Exercise => Show all lines that include the string "JSON"; copy each one.

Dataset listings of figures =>

------

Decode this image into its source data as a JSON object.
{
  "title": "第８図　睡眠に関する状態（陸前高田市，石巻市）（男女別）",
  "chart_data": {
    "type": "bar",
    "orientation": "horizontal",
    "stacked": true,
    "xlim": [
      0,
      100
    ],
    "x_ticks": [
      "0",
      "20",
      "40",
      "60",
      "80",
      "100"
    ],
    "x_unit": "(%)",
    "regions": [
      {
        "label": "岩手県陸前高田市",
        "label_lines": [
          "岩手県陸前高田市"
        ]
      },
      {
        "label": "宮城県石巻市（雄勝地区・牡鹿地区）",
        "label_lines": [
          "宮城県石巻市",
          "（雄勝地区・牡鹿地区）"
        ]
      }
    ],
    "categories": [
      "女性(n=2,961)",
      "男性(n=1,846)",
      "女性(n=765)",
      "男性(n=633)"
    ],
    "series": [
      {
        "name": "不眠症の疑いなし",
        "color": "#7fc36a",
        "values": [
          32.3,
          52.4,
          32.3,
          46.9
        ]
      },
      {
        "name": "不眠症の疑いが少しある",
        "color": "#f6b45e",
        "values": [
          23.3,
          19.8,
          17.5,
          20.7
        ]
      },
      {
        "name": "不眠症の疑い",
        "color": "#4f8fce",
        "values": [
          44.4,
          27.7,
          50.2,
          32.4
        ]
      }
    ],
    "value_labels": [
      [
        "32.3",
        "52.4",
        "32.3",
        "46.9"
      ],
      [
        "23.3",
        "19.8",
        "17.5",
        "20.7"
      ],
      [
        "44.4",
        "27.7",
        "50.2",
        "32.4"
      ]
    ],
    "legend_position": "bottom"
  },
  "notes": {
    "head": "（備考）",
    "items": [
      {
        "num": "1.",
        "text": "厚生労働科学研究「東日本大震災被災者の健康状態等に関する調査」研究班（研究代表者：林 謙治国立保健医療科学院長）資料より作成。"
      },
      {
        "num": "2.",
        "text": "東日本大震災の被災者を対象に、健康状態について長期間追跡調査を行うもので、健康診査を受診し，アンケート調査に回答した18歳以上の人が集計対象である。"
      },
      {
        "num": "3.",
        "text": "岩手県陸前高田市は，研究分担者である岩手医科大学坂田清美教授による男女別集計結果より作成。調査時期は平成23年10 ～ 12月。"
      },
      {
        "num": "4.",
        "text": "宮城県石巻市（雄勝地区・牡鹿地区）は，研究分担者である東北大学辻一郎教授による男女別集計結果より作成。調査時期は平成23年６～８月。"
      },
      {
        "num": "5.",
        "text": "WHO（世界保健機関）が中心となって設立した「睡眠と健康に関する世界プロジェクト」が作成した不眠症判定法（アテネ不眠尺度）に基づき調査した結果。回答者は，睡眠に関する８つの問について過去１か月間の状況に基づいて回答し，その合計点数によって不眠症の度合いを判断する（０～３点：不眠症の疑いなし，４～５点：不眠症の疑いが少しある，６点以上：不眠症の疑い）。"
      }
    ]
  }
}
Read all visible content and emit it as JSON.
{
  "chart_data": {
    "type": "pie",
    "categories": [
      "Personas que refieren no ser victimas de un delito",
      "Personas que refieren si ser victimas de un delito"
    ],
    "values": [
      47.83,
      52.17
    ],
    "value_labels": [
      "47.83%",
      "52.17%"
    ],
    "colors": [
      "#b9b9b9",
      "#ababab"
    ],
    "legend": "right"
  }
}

------

Task solution =>
Decode this image into its source data as a JSON object.
Read all visible content and emit it as JSON.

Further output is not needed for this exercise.